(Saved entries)
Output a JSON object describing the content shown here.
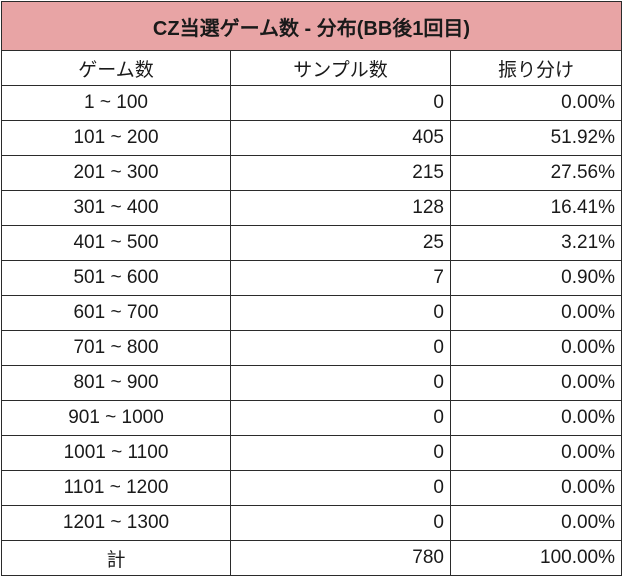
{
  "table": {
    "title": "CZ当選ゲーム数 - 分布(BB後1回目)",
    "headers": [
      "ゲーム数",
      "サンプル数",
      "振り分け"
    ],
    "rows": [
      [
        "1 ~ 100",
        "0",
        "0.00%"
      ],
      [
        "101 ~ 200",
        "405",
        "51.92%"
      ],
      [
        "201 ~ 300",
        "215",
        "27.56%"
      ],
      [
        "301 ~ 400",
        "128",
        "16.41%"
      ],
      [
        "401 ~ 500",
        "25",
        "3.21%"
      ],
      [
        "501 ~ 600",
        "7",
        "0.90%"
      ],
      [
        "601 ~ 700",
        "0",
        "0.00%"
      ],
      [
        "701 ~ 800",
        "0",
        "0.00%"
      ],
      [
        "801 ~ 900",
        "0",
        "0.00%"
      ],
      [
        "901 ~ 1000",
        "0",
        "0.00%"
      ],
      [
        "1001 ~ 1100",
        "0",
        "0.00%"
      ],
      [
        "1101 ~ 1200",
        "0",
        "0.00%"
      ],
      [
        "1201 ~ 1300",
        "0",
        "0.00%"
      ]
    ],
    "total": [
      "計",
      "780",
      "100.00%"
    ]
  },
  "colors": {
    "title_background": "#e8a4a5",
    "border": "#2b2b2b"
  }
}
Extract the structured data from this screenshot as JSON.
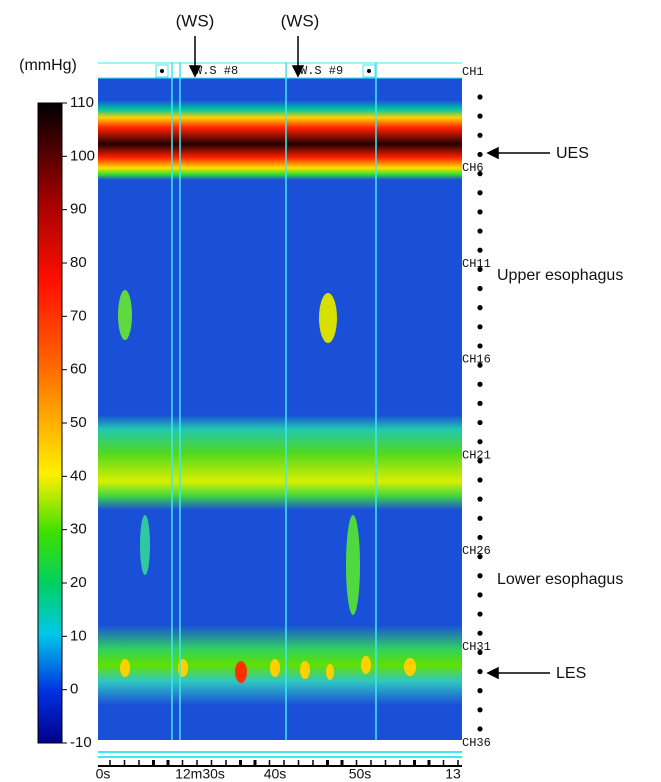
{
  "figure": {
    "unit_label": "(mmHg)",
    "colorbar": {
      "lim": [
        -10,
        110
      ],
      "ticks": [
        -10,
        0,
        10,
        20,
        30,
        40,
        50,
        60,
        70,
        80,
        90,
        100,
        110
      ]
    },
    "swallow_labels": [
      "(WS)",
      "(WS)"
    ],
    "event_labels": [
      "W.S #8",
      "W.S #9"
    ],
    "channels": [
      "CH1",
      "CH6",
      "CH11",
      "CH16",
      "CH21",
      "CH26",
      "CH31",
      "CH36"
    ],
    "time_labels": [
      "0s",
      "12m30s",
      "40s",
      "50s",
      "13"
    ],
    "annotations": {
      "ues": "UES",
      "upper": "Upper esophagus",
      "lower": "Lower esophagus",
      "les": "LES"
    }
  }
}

## Your objective
Every line of the records that includes the word "esophagus" should be gathered.

## Response to the task
      "upper": "Upper esophagus",
      "lower": "Lower esophagus",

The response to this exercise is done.